TASK TO CARRY OUT ->
Check each line of the listing below for the string "exceeding", and copy the ones that have it.

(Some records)
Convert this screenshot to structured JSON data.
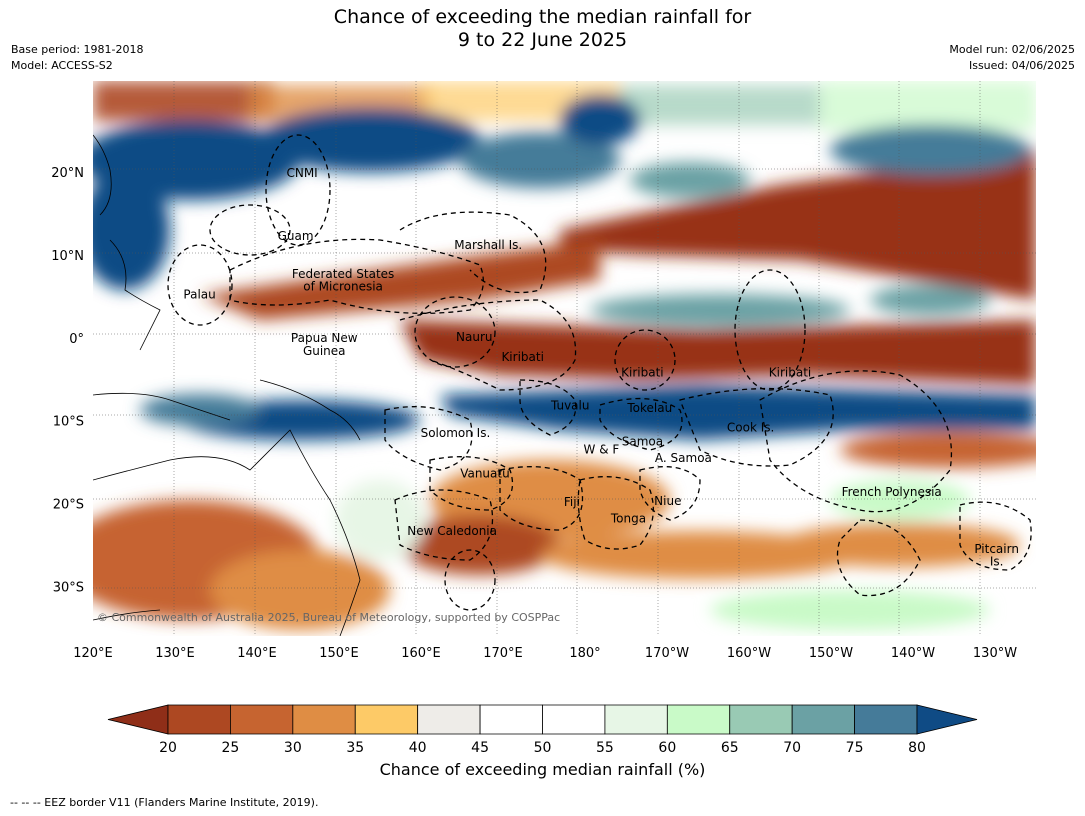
{
  "title_line1": "Chance of exceeding the median rainfall for",
  "title_line2": "9 to 22 June 2025",
  "meta_left": [
    "Base period: 1981-2018",
    "Model: ACCESS-S2"
  ],
  "meta_right": [
    "Model run: 02/06/2025",
    "Issued: 04/06/2025"
  ],
  "copyright": "© Commonwealth of Australia 2025, Bureau of Meteorology, supported by COSPPac",
  "footnote": "--  --  -- EEZ border V11 (Flanders Marine Institute, 2019).",
  "map": {
    "lon_range": [
      120,
      235
    ],
    "lat_range": [
      -36,
      31
    ],
    "lat_ticks": [
      {
        "value": 20,
        "label": "20°N"
      },
      {
        "value": 10,
        "label": "10°N"
      },
      {
        "value": 0,
        "label": "0°"
      },
      {
        "value": -10,
        "label": "10°S"
      },
      {
        "value": -20,
        "label": "20°S"
      },
      {
        "value": -30,
        "label": "30°S"
      }
    ],
    "lon_ticks": [
      {
        "value": 120,
        "label": "120°E"
      },
      {
        "value": 130,
        "label": "130°E"
      },
      {
        "value": 140,
        "label": "140°E"
      },
      {
        "value": 150,
        "label": "150°E"
      },
      {
        "value": 160,
        "label": "160°E"
      },
      {
        "value": 170,
        "label": "170°E"
      },
      {
        "value": 180,
        "label": "180°"
      },
      {
        "value": 190,
        "label": "170°W"
      },
      {
        "value": 200,
        "label": "160°W"
      },
      {
        "value": 210,
        "label": "150°W"
      },
      {
        "value": 220,
        "label": "140°W"
      },
      {
        "value": 230,
        "label": "130°W"
      }
    ],
    "regions": [
      {
        "name": "CNMI",
        "lon": 145.5,
        "lat": 19.9
      },
      {
        "name": "Guam",
        "lon": 144.7,
        "lat": 12.3
      },
      {
        "name": "Marshall Is.",
        "lon": 168.2,
        "lat": 11.2
      },
      {
        "name": "Federated States",
        "lon": 150.5,
        "lat": 7.7
      },
      {
        "name": "of Micronesia",
        "lon": 150.5,
        "lat": 6.2
      },
      {
        "name": "Palau",
        "lon": 133,
        "lat": 5.2
      },
      {
        "name": "Papua New",
        "lon": 148.2,
        "lat": 0
      },
      {
        "name": "Guinea",
        "lon": 148.2,
        "lat": -1.6
      },
      {
        "name": "Nauru",
        "lon": 166.5,
        "lat": 0.1
      },
      {
        "name": "Kiribati",
        "lon": 172.4,
        "lat": -2.3
      },
      {
        "name": "Kiribati",
        "lon": 187,
        "lat": -4.2
      },
      {
        "name": "Kiribati",
        "lon": 205,
        "lat": -4.2
      },
      {
        "name": "Tuvalu",
        "lon": 178.2,
        "lat": -8.2
      },
      {
        "name": "Tokelau",
        "lon": 187.9,
        "lat": -8.5
      },
      {
        "name": "Cook Is.",
        "lon": 200.2,
        "lat": -10.8
      },
      {
        "name": "Solomon Is.",
        "lon": 164.2,
        "lat": -11.5
      },
      {
        "name": "Samoa",
        "lon": 187,
        "lat": -12.5
      },
      {
        "name": "W & F",
        "lon": 182,
        "lat": -13.5
      },
      {
        "name": "A. Samoa",
        "lon": 192,
        "lat": -14.5
      },
      {
        "name": "Vanuatu",
        "lon": 167.8,
        "lat": -16.4
      },
      {
        "name": "Fiji",
        "lon": 178.4,
        "lat": -19.8
      },
      {
        "name": "Niue",
        "lon": 190.1,
        "lat": -19.7
      },
      {
        "name": "French Polynesia",
        "lon": 217.4,
        "lat": -18.6
      },
      {
        "name": "Tonga",
        "lon": 185.3,
        "lat": -21.8
      },
      {
        "name": "New Caledonia",
        "lon": 163.8,
        "lat": -23.3
      },
      {
        "name": "Pitcairn",
        "lon": 230.2,
        "lat": -25.5
      },
      {
        "name": "Is.",
        "lon": 230.2,
        "lat": -27
      }
    ]
  },
  "colorbar": {
    "title": "Chance of exceeding median rainfall (%)",
    "ticks": [
      "20",
      "25",
      "30",
      "35",
      "40",
      "45",
      "50",
      "55",
      "60",
      "65",
      "70",
      "75",
      "80"
    ],
    "colors": [
      "#8f2e18",
      "#ad4822",
      "#c66430",
      "#df8d44",
      "#fdca67",
      "#eeece8",
      "#ffffff",
      "#ffffff",
      "#e7f6e6",
      "#c9fac8",
      "#99cab4",
      "#6ba1a4",
      "#457b99",
      "#0f4b85"
    ]
  },
  "colors": {
    "dry_strong": "#983318",
    "dry_mid": "#c66430",
    "dry_light": "#fdca67",
    "wet_light": "#c9fac8",
    "wet_mid": "#6ba1a4",
    "wet_strong": "#0f4b85"
  }
}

ANSWER TO THIS PROBLEM ->
  "title_line1": "Chance of exceeding the median rainfall for",
    "title": "Chance of exceeding median rainfall (%)",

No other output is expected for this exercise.